**What is being asked**
With the pictures left out, copy the listing below exactly.
··· Data lines
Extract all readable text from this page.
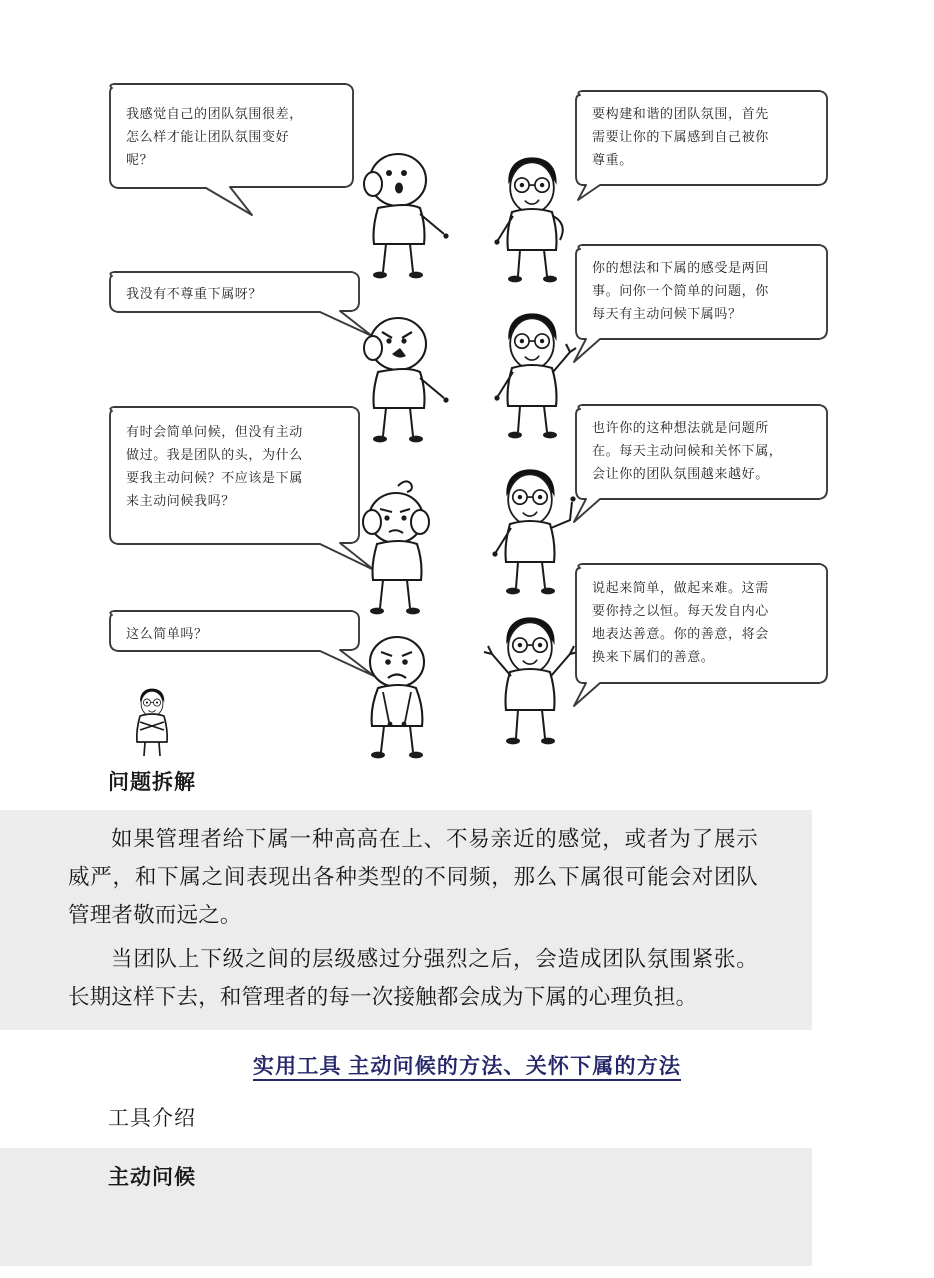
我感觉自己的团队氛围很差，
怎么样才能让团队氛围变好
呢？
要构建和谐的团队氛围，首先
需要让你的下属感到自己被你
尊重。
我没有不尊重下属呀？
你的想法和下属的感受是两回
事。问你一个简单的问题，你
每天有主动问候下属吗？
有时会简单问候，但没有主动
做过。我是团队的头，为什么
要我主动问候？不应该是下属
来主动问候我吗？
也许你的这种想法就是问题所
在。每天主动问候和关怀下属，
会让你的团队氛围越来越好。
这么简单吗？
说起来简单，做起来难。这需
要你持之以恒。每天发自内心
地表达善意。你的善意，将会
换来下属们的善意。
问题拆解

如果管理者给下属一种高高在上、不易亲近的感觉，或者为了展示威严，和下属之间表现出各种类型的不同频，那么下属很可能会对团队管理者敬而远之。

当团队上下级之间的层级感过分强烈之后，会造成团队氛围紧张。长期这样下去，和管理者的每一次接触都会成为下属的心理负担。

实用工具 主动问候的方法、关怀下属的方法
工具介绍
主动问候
······
**Answer to the problem**
Extract all readable text from this page.
我感觉自己的团队氛围很差，
怎么样才能让团队氛围变好
呢？
要构建和谐的团队氛围，首先
需要让你的下属感到自己被你
尊重。
我没有不尊重下属呀？
你的想法和下属的感受是两回
事。问你一个简单的问题，你
每天有主动问候下属吗？
有时会简单问候，但没有主动
做过。我是团队的头，为什么
要我主动问候？不应该是下属
来主动问候我吗？
也许你的这种想法就是问题所
在。每天主动问候和关怀下属，
会让你的团队氛围越来越好。
这么简单吗？
说起来简单，做起来难。这需
要你持之以恒。每天发自内心
地表达善意。你的善意，将会
换来下属们的善意。
问题拆解

如果管理者给下属一种高高在上、不易亲近的感觉，或者为了展示威严，和下属之间表现出各种类型的不同频，那么下属很可能会对团队管理者敬而远之。

当团队上下级之间的层级感过分强烈之后，会造成团队氛围紧张。长期这样下去，和管理者的每一次接触都会成为下属的心理负担。

实用工具 主动问候的方法、关怀下属的方法
工具介绍
主动问候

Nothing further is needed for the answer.